WHAT THE TASK REQUIRES: Select every line containing the word "this" from the material, and copy those lines.
++++ LISTED ENTRIES
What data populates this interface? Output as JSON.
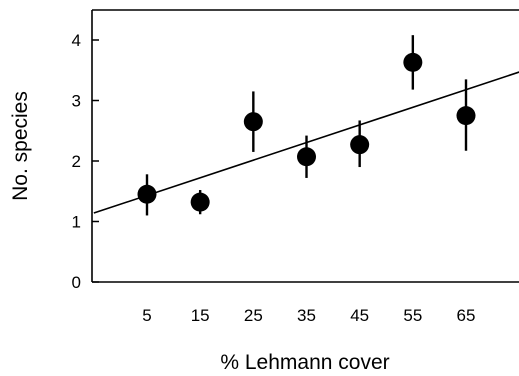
{
  "chart_data": {
    "type": "scatter",
    "title": "",
    "xlabel": "% Lehmann cover",
    "ylabel": "No. species",
    "xlim": [
      -5,
      75
    ],
    "ylim": [
      0,
      4.5
    ],
    "x_ticks": [
      5,
      15,
      25,
      35,
      45,
      55,
      65
    ],
    "y_ticks": [
      0,
      1,
      2,
      3,
      4
    ],
    "grid": false,
    "legend": "none",
    "series": [
      {
        "points": [
          {
            "x": 5,
            "y": 1.45,
            "err_low": 1.1,
            "err_high": 1.78
          },
          {
            "x": 15,
            "y": 1.32,
            "err_low": 1.12,
            "err_high": 1.52
          },
          {
            "x": 25,
            "y": 2.65,
            "err_low": 2.15,
            "err_high": 3.15
          },
          {
            "x": 35,
            "y": 2.07,
            "err_low": 1.72,
            "err_high": 2.42
          },
          {
            "x": 45,
            "y": 2.27,
            "err_low": 1.9,
            "err_high": 2.67
          },
          {
            "x": 55,
            "y": 3.63,
            "err_low": 3.18,
            "err_high": 4.08
          },
          {
            "x": 65,
            "y": 2.75,
            "err_low": 2.17,
            "err_high": 3.35
          }
        ]
      }
    ],
    "trendline": {
      "x_start": -5,
      "y_start": 1.14,
      "x_end": 75,
      "y_end": 3.47
    },
    "marker_color": "#000000",
    "line_color": "#000000"
  }
}
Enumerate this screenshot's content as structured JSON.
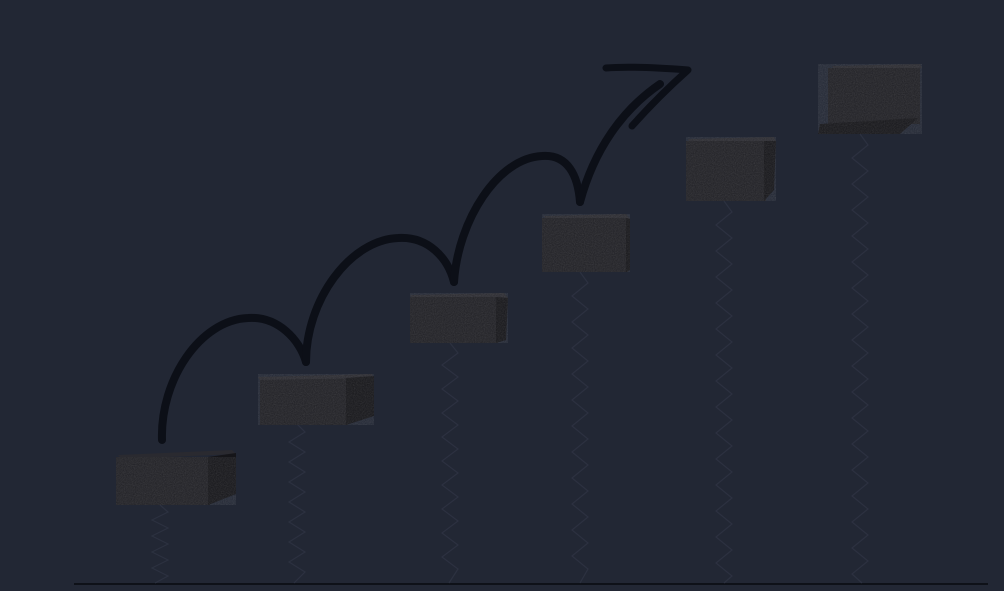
{
  "image": {
    "subject": "growth-steps-illustration",
    "colors": {
      "background": "#222734",
      "block_front": "#1f1f24",
      "block_top": "#2a2a30",
      "block_side": "#141418",
      "spring": "#2a2e3a",
      "arrow": "#0c0f17",
      "ground_line": "#0e1118"
    },
    "blocks": [
      {
        "label": "step-1"
      },
      {
        "label": "step-2"
      },
      {
        "label": "step-3"
      },
      {
        "label": "step-4"
      },
      {
        "label": "step-5"
      },
      {
        "label": "step-6"
      }
    ],
    "arrow": {
      "direction": "up-right",
      "hops": 4
    }
  }
}
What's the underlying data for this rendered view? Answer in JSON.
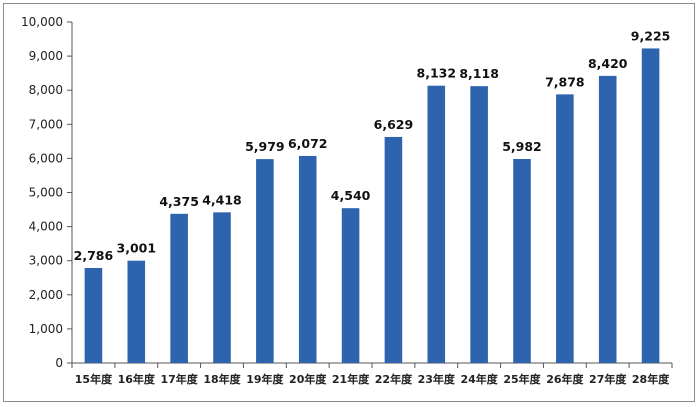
{
  "chart_data": {
    "type": "bar",
    "title": "",
    "xlabel": "",
    "ylabel": "",
    "ylim": [
      0,
      10000
    ],
    "yticks": [
      0,
      1000,
      2000,
      3000,
      4000,
      5000,
      6000,
      7000,
      8000,
      9000,
      10000
    ],
    "ytick_labels": [
      "0",
      "1,000",
      "2,000",
      "3,000",
      "4,000",
      "5,000",
      "6,000",
      "7,000",
      "8,000",
      "9,000",
      "10,000"
    ],
    "categories": [
      "15年度",
      "16年度",
      "17年度",
      "18年度",
      "19年度",
      "20年度",
      "21年度",
      "22年度",
      "23年度",
      "24年度",
      "25年度",
      "26年度",
      "27年度",
      "28年度"
    ],
    "values": [
      2786,
      3001,
      4375,
      4418,
      5979,
      6072,
      4540,
      6629,
      8132,
      8118,
      5982,
      7878,
      8420,
      9225
    ],
    "value_labels": [
      "2,786",
      "3,001",
      "4,375",
      "4,418",
      "5,979",
      "6,072",
      "4,540",
      "6,629",
      "8,132",
      "8,118",
      "5,982",
      "7,878",
      "8,420",
      "9,225"
    ],
    "bar_color": "#2e63ad",
    "grid": false,
    "legend": "none"
  }
}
++++++++
EXPECTED OUTPUT:
What data populates this interface? Output as JSON.
Enumerate this screenshot's content as structured JSON.
What's the underlying data for this rendered view? Answer in JSON.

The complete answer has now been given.